Assemble all lines in which the string "incoming" appears.
-------- Provided information --------
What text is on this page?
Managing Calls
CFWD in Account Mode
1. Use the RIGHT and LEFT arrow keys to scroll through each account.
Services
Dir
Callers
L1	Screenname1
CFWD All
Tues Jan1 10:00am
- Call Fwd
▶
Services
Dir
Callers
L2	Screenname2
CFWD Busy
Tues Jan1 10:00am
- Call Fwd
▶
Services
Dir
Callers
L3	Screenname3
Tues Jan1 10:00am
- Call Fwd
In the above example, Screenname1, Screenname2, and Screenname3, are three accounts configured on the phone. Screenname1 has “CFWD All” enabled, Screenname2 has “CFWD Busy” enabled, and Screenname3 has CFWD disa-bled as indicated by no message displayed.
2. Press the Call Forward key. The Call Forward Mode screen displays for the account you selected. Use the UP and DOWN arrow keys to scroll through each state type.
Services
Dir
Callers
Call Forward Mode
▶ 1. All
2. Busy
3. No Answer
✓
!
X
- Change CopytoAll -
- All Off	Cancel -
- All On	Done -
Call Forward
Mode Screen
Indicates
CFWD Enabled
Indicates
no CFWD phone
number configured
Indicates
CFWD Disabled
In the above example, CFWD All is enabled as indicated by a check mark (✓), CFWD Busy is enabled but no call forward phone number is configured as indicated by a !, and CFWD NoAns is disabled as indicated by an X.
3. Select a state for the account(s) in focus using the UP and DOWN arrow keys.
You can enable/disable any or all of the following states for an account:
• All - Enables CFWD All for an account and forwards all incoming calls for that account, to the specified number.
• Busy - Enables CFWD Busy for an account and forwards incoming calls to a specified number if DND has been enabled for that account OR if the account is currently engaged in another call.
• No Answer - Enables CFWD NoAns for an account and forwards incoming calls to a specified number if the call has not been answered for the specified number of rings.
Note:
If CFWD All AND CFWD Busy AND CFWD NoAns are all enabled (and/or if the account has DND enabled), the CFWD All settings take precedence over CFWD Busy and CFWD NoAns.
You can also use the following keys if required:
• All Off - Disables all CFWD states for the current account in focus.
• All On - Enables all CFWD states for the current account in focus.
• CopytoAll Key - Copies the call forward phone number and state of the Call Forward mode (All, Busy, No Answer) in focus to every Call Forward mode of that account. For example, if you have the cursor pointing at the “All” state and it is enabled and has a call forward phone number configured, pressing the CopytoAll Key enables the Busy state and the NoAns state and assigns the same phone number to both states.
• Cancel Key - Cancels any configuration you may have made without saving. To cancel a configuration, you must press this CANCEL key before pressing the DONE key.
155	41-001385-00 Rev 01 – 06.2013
--------
■ **Final result**
• All - Enables CFWD All for an account and forwards all incoming calls for that account, to the specified number.
• Busy - Enables CFWD Busy for an account and forwards incoming calls to a specified number if DND has been enabled for that account OR if the account is currently engaged in another call.
• No Answer - Enables CFWD NoAns for an account and forwards incoming calls to a specified number if the call has not been answered for the specified number of rings.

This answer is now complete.